> _BRIEF_
Reproduce the entries below in full, word for word.

───── RECORDS TO USE

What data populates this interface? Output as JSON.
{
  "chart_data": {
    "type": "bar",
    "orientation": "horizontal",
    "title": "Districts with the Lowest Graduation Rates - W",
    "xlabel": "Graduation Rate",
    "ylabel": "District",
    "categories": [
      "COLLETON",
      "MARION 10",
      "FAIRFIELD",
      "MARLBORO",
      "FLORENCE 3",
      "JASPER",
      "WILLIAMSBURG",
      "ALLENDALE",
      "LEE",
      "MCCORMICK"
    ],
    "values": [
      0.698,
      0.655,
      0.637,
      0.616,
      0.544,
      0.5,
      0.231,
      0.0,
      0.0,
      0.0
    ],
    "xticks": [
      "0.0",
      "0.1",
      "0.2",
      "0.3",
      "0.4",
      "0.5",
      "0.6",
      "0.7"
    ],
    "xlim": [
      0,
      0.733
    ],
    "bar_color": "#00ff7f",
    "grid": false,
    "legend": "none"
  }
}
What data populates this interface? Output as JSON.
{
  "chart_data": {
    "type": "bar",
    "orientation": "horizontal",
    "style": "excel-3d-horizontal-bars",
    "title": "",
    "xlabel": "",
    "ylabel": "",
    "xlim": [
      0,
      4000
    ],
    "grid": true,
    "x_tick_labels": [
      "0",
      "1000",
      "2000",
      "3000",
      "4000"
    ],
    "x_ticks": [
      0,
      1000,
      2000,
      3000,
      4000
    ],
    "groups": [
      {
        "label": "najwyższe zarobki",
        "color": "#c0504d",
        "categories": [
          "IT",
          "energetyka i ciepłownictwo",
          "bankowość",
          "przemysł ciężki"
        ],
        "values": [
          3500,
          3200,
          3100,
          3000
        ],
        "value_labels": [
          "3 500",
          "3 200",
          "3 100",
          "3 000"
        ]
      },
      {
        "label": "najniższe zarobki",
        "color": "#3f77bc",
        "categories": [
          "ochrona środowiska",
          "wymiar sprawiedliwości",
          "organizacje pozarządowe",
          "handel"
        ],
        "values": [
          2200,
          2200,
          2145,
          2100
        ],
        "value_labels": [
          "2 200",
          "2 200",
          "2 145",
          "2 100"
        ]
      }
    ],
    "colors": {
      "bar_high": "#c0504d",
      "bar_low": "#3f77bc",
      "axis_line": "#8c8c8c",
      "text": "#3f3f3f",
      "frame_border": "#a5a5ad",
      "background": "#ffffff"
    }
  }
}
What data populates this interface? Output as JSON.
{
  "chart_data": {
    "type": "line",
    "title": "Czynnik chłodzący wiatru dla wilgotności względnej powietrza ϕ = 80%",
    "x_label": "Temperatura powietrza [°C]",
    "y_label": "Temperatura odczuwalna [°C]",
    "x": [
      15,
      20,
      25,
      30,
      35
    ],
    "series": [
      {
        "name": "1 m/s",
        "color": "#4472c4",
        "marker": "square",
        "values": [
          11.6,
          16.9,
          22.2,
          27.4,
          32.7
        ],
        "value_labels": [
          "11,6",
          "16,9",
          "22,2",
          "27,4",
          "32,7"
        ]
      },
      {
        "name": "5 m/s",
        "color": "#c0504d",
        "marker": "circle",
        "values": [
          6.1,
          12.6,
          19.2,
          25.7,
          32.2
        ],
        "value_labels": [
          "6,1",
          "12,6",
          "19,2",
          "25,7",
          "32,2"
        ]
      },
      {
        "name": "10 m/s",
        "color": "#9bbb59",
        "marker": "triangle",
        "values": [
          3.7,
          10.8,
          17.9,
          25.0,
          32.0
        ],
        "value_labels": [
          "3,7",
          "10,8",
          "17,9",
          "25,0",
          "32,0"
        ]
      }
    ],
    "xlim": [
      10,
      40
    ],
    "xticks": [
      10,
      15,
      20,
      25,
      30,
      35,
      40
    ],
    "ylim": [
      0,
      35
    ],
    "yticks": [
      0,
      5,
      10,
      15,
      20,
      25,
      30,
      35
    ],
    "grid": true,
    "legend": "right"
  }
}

──────────

> _TASK RESULT_
What data populates this interface? Output as JSON.
{
  "chart_data": {
    "type": "bar",
    "orientation": "horizontal",
    "title": "Districts with the Lowest Graduation Rates - W",
    "xlabel": "Graduation Rate",
    "ylabel": "District",
    "categories": [
      "COLLETON",
      "MARION 10",
      "FAIRFIELD",
      "MARLBORO",
      "FLORENCE 3",
      "JASPER",
      "WILLIAMSBURG",
      "ALLENDALE",
      "LEE",
      "MCCORMICK"
    ],
    "values": [
      0.698,
      0.655,
      0.637,
      0.616,
      0.544,
      0.5,
      0.231,
      0.0,
      0.0,
      0.0
    ],
    "xticks": [
      "0.0",
      "0.1",
      "0.2",
      "0.3",
      "0.4",
      "0.5",
      "0.6",
      "0.7"
    ],
    "xlim": [
      0,
      0.733
    ],
    "bar_color": "#00ff7f",
    "grid": false,
    "legend": "none"
  }
}
What data populates this interface? Output as JSON.
{
  "chart_data": {
    "type": "bar",
    "orientation": "horizontal",
    "style": "excel-3d-horizontal-bars",
    "title": "",
    "xlabel": "",
    "ylabel": "",
    "xlim": [
      0,
      4000
    ],
    "grid": true,
    "x_tick_labels": [
      "0",
      "1000",
      "2000",
      "3000",
      "4000"
    ],
    "x_ticks": [
      0,
      1000,
      2000,
      3000,
      4000
    ],
    "groups": [
      {
        "label": "najwyższe zarobki",
        "color": "#c0504d",
        "categories": [
          "IT",
          "energetyka i ciepłownictwo",
          "bankowość",
          "przemysł ciężki"
        ],
        "values": [
          3500,
          3200,
          3100,
          3000
        ],
        "value_labels": [
          "3 500",
          "3 200",
          "3 100",
          "3 000"
        ]
      },
      {
        "label": "najniższe zarobki",
        "color": "#3f77bc",
        "categories": [
          "ochrona środowiska",
          "wymiar sprawiedliwości",
          "organizacje pozarządowe",
          "handel"
        ],
        "values": [
          2200,
          2200,
          2145,
          2100
        ],
        "value_labels": [
          "2 200",
          "2 200",
          "2 145",
          "2 100"
        ]
      }
    ],
    "colors": {
      "bar_high": "#c0504d",
      "bar_low": "#3f77bc",
      "axis_line": "#8c8c8c",
      "text": "#3f3f3f",
      "frame_border": "#a5a5ad",
      "background": "#ffffff"
    }
  }
}
What data populates this interface? Output as JSON.
{
  "chart_data": {
    "type": "line",
    "title": "Czynnik chłodzący wiatru dla wilgotności względnej powietrza ϕ = 80%",
    "x_label": "Temperatura powietrza [°C]",
    "y_label": "Temperatura odczuwalna [°C]",
    "x": [
      15,
      20,
      25,
      30,
      35
    ],
    "series": [
      {
        "name": "1 m/s",
        "color": "#4472c4",
        "marker": "square",
        "values": [
          11.6,
          16.9,
          22.2,
          27.4,
          32.7
        ],
        "value_labels": [
          "11,6",
          "16,9",
          "22,2",
          "27,4",
          "32,7"
        ]
      },
      {
        "name": "5 m/s",
        "color": "#c0504d",
        "marker": "circle",
        "values": [
          6.1,
          12.6,
          19.2,
          25.7,
          32.2
        ],
        "value_labels": [
          "6,1",
          "12,6",
          "19,2",
          "25,7",
          "32,2"
        ]
      },
      {
        "name": "10 m/s",
        "color": "#9bbb59",
        "marker": "triangle",
        "values": [
          3.7,
          10.8,
          17.9,
          25.0,
          32.0
        ],
        "value_labels": [
          "3,7",
          "10,8",
          "17,9",
          "25,0",
          "32,0"
        ]
      }
    ],
    "xlim": [
      10,
      40
    ],
    "xticks": [
      10,
      15,
      20,
      25,
      30,
      35,
      40
    ],
    "ylim": [
      0,
      35
    ],
    "yticks": [
      0,
      5,
      10,
      15,
      20,
      25,
      30,
      35
    ],
    "grid": true,
    "legend": "right"
  }
}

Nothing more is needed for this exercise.